* start LISTED ENTRIES *

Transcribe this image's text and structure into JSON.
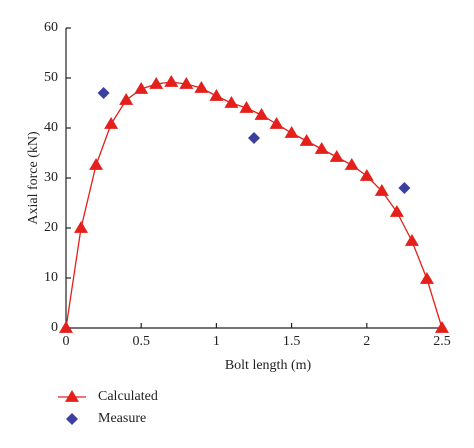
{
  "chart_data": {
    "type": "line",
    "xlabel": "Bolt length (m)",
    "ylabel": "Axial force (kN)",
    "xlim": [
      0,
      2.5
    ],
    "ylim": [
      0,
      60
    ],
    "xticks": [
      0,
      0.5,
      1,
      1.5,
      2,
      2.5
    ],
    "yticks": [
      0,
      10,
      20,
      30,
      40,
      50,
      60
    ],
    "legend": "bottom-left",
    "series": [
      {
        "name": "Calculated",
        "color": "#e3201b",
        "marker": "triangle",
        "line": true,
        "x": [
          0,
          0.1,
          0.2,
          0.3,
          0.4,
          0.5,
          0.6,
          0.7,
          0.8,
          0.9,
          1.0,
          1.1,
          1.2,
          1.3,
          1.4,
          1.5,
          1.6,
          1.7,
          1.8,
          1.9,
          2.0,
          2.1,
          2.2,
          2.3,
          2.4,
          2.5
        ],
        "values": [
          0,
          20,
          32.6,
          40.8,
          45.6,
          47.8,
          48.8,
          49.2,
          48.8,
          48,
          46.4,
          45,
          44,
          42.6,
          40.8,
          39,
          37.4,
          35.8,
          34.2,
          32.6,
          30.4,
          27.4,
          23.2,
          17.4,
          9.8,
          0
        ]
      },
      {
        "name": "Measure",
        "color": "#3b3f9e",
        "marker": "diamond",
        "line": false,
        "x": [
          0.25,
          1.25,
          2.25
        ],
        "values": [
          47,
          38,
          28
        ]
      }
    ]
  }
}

* end LISTED ENTRIES *

THE TASK
Every line of the data above should be quoted exactly. Omit the pictures.

PROBLEM SOLUTION
Transcribe this image's text and structure into JSON.
{
  "chart_data": {
    "type": "line",
    "xlabel": "Bolt length (m)",
    "ylabel": "Axial force (kN)",
    "xlim": [
      0,
      2.5
    ],
    "ylim": [
      0,
      60
    ],
    "xticks": [
      0,
      0.5,
      1,
      1.5,
      2,
      2.5
    ],
    "yticks": [
      0,
      10,
      20,
      30,
      40,
      50,
      60
    ],
    "legend": "bottom-left",
    "series": [
      {
        "name": "Calculated",
        "color": "#e3201b",
        "marker": "triangle",
        "line": true,
        "x": [
          0,
          0.1,
          0.2,
          0.3,
          0.4,
          0.5,
          0.6,
          0.7,
          0.8,
          0.9,
          1.0,
          1.1,
          1.2,
          1.3,
          1.4,
          1.5,
          1.6,
          1.7,
          1.8,
          1.9,
          2.0,
          2.1,
          2.2,
          2.3,
          2.4,
          2.5
        ],
        "values": [
          0,
          20,
          32.6,
          40.8,
          45.6,
          47.8,
          48.8,
          49.2,
          48.8,
          48,
          46.4,
          45,
          44,
          42.6,
          40.8,
          39,
          37.4,
          35.8,
          34.2,
          32.6,
          30.4,
          27.4,
          23.2,
          17.4,
          9.8,
          0
        ]
      },
      {
        "name": "Measure",
        "color": "#3b3f9e",
        "marker": "diamond",
        "line": false,
        "x": [
          0.25,
          1.25,
          2.25
        ],
        "values": [
          47,
          38,
          28
        ]
      }
    ]
  }
}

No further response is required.